Extracted data entries
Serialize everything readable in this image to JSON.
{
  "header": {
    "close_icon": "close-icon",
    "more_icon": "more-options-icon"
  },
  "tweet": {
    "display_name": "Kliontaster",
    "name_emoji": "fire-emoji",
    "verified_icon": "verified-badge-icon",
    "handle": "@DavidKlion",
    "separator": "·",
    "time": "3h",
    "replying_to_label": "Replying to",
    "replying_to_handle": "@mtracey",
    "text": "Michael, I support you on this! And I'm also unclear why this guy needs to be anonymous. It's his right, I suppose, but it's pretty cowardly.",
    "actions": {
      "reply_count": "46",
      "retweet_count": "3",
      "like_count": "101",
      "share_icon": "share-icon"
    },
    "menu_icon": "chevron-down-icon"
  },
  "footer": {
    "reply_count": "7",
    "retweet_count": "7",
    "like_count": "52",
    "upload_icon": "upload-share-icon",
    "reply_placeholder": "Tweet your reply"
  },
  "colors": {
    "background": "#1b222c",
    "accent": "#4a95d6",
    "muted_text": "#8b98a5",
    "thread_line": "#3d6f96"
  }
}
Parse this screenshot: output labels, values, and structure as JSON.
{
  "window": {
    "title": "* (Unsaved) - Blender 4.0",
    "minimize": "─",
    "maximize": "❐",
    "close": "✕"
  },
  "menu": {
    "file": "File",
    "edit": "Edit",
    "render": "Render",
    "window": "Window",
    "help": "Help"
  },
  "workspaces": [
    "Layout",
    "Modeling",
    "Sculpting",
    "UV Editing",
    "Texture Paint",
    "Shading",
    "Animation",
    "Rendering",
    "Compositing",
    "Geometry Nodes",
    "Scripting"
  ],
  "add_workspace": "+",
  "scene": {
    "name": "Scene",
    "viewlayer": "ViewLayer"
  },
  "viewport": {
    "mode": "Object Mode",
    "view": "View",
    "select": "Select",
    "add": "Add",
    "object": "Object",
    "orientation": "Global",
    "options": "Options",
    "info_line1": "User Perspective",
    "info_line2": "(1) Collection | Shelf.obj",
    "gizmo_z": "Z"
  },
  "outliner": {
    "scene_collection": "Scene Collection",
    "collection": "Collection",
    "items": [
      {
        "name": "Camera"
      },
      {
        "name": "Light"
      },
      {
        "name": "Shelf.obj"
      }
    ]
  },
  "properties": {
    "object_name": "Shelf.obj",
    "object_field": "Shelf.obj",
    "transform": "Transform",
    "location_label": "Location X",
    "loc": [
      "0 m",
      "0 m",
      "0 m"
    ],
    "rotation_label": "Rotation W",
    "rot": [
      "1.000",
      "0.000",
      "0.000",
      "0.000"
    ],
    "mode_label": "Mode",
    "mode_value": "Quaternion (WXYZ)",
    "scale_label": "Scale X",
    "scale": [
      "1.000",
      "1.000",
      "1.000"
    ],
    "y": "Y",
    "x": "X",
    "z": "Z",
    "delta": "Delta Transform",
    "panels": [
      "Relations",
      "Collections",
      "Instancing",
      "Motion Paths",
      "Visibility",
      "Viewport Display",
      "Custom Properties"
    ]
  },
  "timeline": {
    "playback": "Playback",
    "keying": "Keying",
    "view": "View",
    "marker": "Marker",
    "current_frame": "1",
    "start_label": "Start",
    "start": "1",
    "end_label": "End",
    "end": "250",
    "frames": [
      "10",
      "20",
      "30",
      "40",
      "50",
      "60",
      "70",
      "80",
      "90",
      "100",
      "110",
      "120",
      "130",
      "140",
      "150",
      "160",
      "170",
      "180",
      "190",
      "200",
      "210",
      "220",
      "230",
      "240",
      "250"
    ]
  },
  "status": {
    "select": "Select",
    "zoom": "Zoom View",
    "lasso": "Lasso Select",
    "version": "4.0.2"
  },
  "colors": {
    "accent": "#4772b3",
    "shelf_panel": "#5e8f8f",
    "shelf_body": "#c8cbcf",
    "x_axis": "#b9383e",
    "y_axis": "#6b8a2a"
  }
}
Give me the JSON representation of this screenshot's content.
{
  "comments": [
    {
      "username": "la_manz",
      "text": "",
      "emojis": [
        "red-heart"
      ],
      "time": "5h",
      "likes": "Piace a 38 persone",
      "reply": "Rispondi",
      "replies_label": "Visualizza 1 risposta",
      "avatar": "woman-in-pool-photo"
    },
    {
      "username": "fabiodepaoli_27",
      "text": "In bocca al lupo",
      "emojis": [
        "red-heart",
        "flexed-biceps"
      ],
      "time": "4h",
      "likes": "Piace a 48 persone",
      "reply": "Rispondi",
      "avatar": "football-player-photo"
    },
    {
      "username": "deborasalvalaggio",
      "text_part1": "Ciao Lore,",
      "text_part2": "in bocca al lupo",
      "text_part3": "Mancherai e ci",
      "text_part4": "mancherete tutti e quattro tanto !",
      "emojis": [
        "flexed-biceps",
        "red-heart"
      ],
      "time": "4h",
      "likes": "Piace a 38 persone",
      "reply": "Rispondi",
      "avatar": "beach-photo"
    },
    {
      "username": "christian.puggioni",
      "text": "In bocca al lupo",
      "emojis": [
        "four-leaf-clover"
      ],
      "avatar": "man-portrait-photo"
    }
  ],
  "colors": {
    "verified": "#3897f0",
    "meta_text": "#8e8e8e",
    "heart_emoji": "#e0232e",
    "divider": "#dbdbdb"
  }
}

§ Goal:
Using the listing, copy every line where the word "username" shows up.

§ Written solution:
      "username": "la_manz",
      "username": "fabiodepaoli_27",
      "username": "deborasalvalaggio",
      "username": "christian.puggioni",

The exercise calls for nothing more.